(Dataset excerpt)
§ §
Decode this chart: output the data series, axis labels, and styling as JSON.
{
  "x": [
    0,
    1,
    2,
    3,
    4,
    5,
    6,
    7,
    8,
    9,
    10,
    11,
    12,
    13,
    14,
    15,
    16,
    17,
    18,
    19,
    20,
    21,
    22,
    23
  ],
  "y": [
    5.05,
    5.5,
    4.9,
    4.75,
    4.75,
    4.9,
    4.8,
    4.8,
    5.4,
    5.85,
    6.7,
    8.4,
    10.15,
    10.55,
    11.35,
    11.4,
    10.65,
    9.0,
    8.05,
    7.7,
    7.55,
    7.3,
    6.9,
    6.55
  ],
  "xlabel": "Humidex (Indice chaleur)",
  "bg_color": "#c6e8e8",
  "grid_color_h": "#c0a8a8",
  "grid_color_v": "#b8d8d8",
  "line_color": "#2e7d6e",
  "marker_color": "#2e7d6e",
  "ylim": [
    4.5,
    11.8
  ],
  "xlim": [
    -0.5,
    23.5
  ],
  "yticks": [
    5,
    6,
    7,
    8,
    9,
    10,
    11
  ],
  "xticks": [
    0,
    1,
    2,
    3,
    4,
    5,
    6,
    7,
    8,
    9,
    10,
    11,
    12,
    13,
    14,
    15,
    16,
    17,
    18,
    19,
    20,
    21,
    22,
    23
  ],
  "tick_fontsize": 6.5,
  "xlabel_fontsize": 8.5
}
§ §
-- WHAT IS ASKED --
Copy the data above in full, character for character.

-- WRITTEN ANSWER --
Decode this chart: output the data series, axis labels, and styling as JSON.
{
  "x": [
    0,
    1,
    2,
    3,
    4,
    5,
    6,
    7,
    8,
    9,
    10,
    11,
    12,
    13,
    14,
    15,
    16,
    17,
    18,
    19,
    20,
    21,
    22,
    23
  ],
  "y": [
    5.05,
    5.5,
    4.9,
    4.75,
    4.75,
    4.9,
    4.8,
    4.8,
    5.4,
    5.85,
    6.7,
    8.4,
    10.15,
    10.55,
    11.35,
    11.4,
    10.65,
    9.0,
    8.05,
    7.7,
    7.55,
    7.3,
    6.9,
    6.55
  ],
  "xlabel": "Humidex (Indice chaleur)",
  "bg_color": "#c6e8e8",
  "grid_color_h": "#c0a8a8",
  "grid_color_v": "#b8d8d8",
  "line_color": "#2e7d6e",
  "marker_color": "#2e7d6e",
  "ylim": [
    4.5,
    11.8
  ],
  "xlim": [
    -0.5,
    23.5
  ],
  "yticks": [
    5,
    6,
    7,
    8,
    9,
    10,
    11
  ],
  "xticks": [
    0,
    1,
    2,
    3,
    4,
    5,
    6,
    7,
    8,
    9,
    10,
    11,
    12,
    13,
    14,
    15,
    16,
    17,
    18,
    19,
    20,
    21,
    22,
    23
  ],
  "tick_fontsize": 6.5,
  "xlabel_fontsize": 8.5
}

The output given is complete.